Problem requirements: Give back the full listing, character for character, with no pictures.

Dataset excerpt
=====
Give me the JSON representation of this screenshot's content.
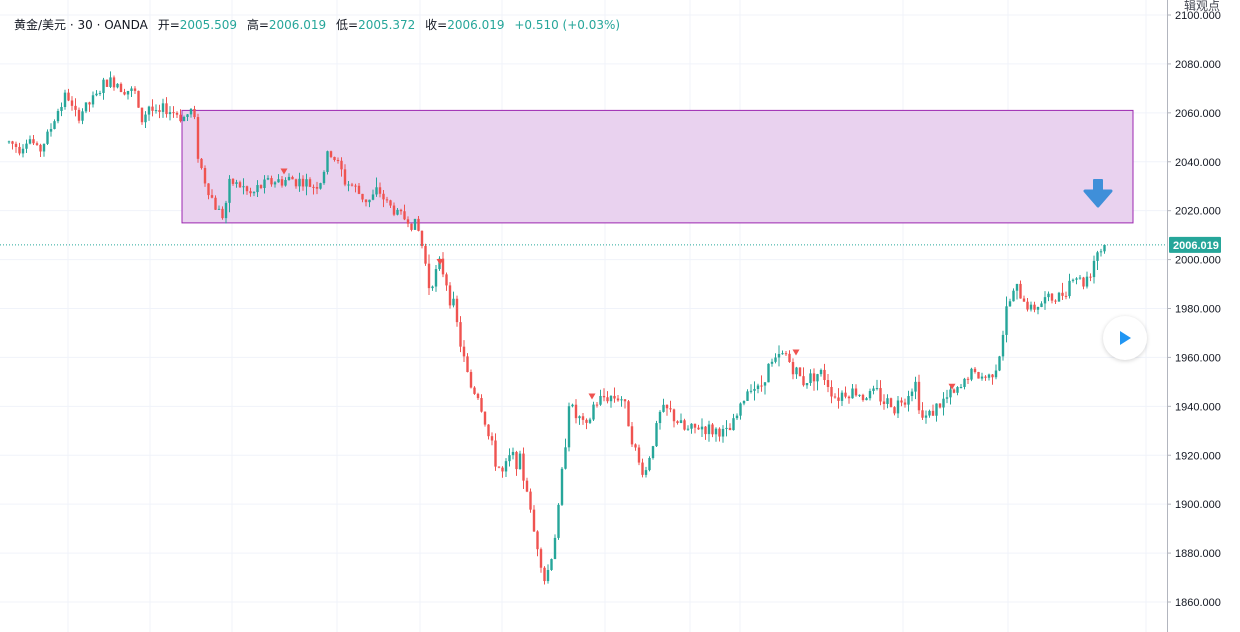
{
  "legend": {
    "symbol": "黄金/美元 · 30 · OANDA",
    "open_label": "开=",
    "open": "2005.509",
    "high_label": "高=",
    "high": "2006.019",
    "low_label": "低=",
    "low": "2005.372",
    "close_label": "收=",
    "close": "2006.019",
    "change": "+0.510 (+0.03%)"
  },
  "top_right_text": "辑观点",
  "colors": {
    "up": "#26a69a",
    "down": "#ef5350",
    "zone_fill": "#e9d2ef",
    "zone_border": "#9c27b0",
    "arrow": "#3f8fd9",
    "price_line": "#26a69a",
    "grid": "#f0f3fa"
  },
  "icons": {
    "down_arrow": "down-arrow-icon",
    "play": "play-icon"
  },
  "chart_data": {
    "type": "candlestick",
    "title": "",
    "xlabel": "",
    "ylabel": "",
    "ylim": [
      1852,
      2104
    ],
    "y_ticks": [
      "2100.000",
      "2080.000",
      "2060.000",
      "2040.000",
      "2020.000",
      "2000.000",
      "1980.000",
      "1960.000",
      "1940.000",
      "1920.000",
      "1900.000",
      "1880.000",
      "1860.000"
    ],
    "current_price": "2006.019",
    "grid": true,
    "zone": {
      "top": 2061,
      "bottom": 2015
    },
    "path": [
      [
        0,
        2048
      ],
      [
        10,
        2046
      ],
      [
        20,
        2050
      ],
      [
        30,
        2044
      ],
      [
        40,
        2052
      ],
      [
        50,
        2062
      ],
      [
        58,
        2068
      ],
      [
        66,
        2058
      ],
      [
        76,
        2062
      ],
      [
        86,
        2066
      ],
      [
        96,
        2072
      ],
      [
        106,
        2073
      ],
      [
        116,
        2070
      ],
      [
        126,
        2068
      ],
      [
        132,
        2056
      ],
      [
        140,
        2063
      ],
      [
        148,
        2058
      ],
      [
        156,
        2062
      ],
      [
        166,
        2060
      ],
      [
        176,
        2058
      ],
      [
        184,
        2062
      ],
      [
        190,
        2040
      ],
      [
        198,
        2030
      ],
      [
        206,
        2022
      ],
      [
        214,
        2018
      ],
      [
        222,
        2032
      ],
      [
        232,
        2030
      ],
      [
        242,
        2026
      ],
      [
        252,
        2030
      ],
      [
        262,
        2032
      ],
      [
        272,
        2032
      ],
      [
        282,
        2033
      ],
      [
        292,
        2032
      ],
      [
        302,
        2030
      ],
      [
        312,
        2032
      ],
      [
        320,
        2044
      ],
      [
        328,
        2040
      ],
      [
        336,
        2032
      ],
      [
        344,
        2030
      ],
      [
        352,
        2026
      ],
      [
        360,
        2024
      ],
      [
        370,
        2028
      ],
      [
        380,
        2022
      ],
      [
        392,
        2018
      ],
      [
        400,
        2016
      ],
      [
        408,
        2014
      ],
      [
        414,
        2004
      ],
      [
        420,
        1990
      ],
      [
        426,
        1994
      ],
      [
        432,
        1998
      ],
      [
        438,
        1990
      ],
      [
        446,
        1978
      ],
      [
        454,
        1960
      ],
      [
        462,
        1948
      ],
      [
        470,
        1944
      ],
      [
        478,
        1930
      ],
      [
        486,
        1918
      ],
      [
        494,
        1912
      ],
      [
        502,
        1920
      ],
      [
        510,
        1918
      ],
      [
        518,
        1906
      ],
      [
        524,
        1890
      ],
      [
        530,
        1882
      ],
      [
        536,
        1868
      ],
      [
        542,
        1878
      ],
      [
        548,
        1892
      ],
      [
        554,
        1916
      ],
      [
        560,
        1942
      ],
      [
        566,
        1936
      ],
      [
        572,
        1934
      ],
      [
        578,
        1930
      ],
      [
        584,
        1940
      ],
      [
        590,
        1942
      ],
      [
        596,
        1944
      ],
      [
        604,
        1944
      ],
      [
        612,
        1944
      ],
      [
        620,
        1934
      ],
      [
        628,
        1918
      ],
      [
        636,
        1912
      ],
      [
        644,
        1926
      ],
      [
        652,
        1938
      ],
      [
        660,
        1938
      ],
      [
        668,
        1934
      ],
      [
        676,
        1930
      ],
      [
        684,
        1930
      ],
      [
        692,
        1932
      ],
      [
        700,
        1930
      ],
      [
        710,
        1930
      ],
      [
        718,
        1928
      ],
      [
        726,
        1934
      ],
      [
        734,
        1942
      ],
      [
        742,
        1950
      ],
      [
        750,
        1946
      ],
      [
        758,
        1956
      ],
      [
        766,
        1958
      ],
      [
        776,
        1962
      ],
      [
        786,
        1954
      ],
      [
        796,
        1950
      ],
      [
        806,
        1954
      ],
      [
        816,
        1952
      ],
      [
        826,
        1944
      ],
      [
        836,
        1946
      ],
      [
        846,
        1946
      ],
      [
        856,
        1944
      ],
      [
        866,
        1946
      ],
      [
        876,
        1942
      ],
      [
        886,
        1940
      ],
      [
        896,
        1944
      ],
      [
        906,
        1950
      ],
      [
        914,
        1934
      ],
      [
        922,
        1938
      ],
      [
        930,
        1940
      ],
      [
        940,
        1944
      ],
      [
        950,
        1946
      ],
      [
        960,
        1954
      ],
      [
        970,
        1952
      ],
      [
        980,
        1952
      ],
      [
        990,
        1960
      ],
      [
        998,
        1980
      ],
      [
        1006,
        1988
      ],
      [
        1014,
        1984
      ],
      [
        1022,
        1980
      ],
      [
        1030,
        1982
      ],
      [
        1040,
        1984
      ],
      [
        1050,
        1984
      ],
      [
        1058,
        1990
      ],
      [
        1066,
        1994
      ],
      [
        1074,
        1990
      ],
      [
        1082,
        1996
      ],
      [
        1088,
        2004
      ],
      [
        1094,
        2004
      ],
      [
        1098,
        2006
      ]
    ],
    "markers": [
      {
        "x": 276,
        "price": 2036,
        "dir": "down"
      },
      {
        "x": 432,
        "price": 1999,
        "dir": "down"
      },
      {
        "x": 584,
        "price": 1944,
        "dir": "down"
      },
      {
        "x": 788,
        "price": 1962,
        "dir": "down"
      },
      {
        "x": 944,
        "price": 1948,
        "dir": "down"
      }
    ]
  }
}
=====
Output of the exercise:
Give me the JSON representation of this screenshot's content.
{
  "legend": {
    "symbol": "黄金/美元 · 30 · OANDA",
    "open_label": "开=",
    "open": "2005.509",
    "high_label": "高=",
    "high": "2006.019",
    "low_label": "低=",
    "low": "2005.372",
    "close_label": "收=",
    "close": "2006.019",
    "change": "+0.510 (+0.03%)"
  },
  "top_right_text": "辑观点",
  "colors": {
    "up": "#26a69a",
    "down": "#ef5350",
    "zone_fill": "#e9d2ef",
    "zone_border": "#9c27b0",
    "arrow": "#3f8fd9",
    "price_line": "#26a69a",
    "grid": "#f0f3fa"
  },
  "icons": {
    "down_arrow": "down-arrow-icon",
    "play": "play-icon"
  },
  "chart_data": {
    "type": "candlestick",
    "title": "",
    "xlabel": "",
    "ylabel": "",
    "ylim": [
      1852,
      2104
    ],
    "y_ticks": [
      "2100.000",
      "2080.000",
      "2060.000",
      "2040.000",
      "2020.000",
      "2000.000",
      "1980.000",
      "1960.000",
      "1940.000",
      "1920.000",
      "1900.000",
      "1880.000",
      "1860.000"
    ],
    "current_price": "2006.019",
    "grid": true,
    "zone": {
      "top": 2061,
      "bottom": 2015
    },
    "path": [
      [
        0,
        2048
      ],
      [
        10,
        2046
      ],
      [
        20,
        2050
      ],
      [
        30,
        2044
      ],
      [
        40,
        2052
      ],
      [
        50,
        2062
      ],
      [
        58,
        2068
      ],
      [
        66,
        2058
      ],
      [
        76,
        2062
      ],
      [
        86,
        2066
      ],
      [
        96,
        2072
      ],
      [
        106,
        2073
      ],
      [
        116,
        2070
      ],
      [
        126,
        2068
      ],
      [
        132,
        2056
      ],
      [
        140,
        2063
      ],
      [
        148,
        2058
      ],
      [
        156,
        2062
      ],
      [
        166,
        2060
      ],
      [
        176,
        2058
      ],
      [
        184,
        2062
      ],
      [
        190,
        2040
      ],
      [
        198,
        2030
      ],
      [
        206,
        2022
      ],
      [
        214,
        2018
      ],
      [
        222,
        2032
      ],
      [
        232,
        2030
      ],
      [
        242,
        2026
      ],
      [
        252,
        2030
      ],
      [
        262,
        2032
      ],
      [
        272,
        2032
      ],
      [
        282,
        2033
      ],
      [
        292,
        2032
      ],
      [
        302,
        2030
      ],
      [
        312,
        2032
      ],
      [
        320,
        2044
      ],
      [
        328,
        2040
      ],
      [
        336,
        2032
      ],
      [
        344,
        2030
      ],
      [
        352,
        2026
      ],
      [
        360,
        2024
      ],
      [
        370,
        2028
      ],
      [
        380,
        2022
      ],
      [
        392,
        2018
      ],
      [
        400,
        2016
      ],
      [
        408,
        2014
      ],
      [
        414,
        2004
      ],
      [
        420,
        1990
      ],
      [
        426,
        1994
      ],
      [
        432,
        1998
      ],
      [
        438,
        1990
      ],
      [
        446,
        1978
      ],
      [
        454,
        1960
      ],
      [
        462,
        1948
      ],
      [
        470,
        1944
      ],
      [
        478,
        1930
      ],
      [
        486,
        1918
      ],
      [
        494,
        1912
      ],
      [
        502,
        1920
      ],
      [
        510,
        1918
      ],
      [
        518,
        1906
      ],
      [
        524,
        1890
      ],
      [
        530,
        1882
      ],
      [
        536,
        1868
      ],
      [
        542,
        1878
      ],
      [
        548,
        1892
      ],
      [
        554,
        1916
      ],
      [
        560,
        1942
      ],
      [
        566,
        1936
      ],
      [
        572,
        1934
      ],
      [
        578,
        1930
      ],
      [
        584,
        1940
      ],
      [
        590,
        1942
      ],
      [
        596,
        1944
      ],
      [
        604,
        1944
      ],
      [
        612,
        1944
      ],
      [
        620,
        1934
      ],
      [
        628,
        1918
      ],
      [
        636,
        1912
      ],
      [
        644,
        1926
      ],
      [
        652,
        1938
      ],
      [
        660,
        1938
      ],
      [
        668,
        1934
      ],
      [
        676,
        1930
      ],
      [
        684,
        1930
      ],
      [
        692,
        1932
      ],
      [
        700,
        1930
      ],
      [
        710,
        1930
      ],
      [
        718,
        1928
      ],
      [
        726,
        1934
      ],
      [
        734,
        1942
      ],
      [
        742,
        1950
      ],
      [
        750,
        1946
      ],
      [
        758,
        1956
      ],
      [
        766,
        1958
      ],
      [
        776,
        1962
      ],
      [
        786,
        1954
      ],
      [
        796,
        1950
      ],
      [
        806,
        1954
      ],
      [
        816,
        1952
      ],
      [
        826,
        1944
      ],
      [
        836,
        1946
      ],
      [
        846,
        1946
      ],
      [
        856,
        1944
      ],
      [
        866,
        1946
      ],
      [
        876,
        1942
      ],
      [
        886,
        1940
      ],
      [
        896,
        1944
      ],
      [
        906,
        1950
      ],
      [
        914,
        1934
      ],
      [
        922,
        1938
      ],
      [
        930,
        1940
      ],
      [
        940,
        1944
      ],
      [
        950,
        1946
      ],
      [
        960,
        1954
      ],
      [
        970,
        1952
      ],
      [
        980,
        1952
      ],
      [
        990,
        1960
      ],
      [
        998,
        1980
      ],
      [
        1006,
        1988
      ],
      [
        1014,
        1984
      ],
      [
        1022,
        1980
      ],
      [
        1030,
        1982
      ],
      [
        1040,
        1984
      ],
      [
        1050,
        1984
      ],
      [
        1058,
        1990
      ],
      [
        1066,
        1994
      ],
      [
        1074,
        1990
      ],
      [
        1082,
        1996
      ],
      [
        1088,
        2004
      ],
      [
        1094,
        2004
      ],
      [
        1098,
        2006
      ]
    ],
    "markers": [
      {
        "x": 276,
        "price": 2036,
        "dir": "down"
      },
      {
        "x": 432,
        "price": 1999,
        "dir": "down"
      },
      {
        "x": 584,
        "price": 1944,
        "dir": "down"
      },
      {
        "x": 788,
        "price": 1962,
        "dir": "down"
      },
      {
        "x": 944,
        "price": 1948,
        "dir": "down"
      }
    ]
  }
}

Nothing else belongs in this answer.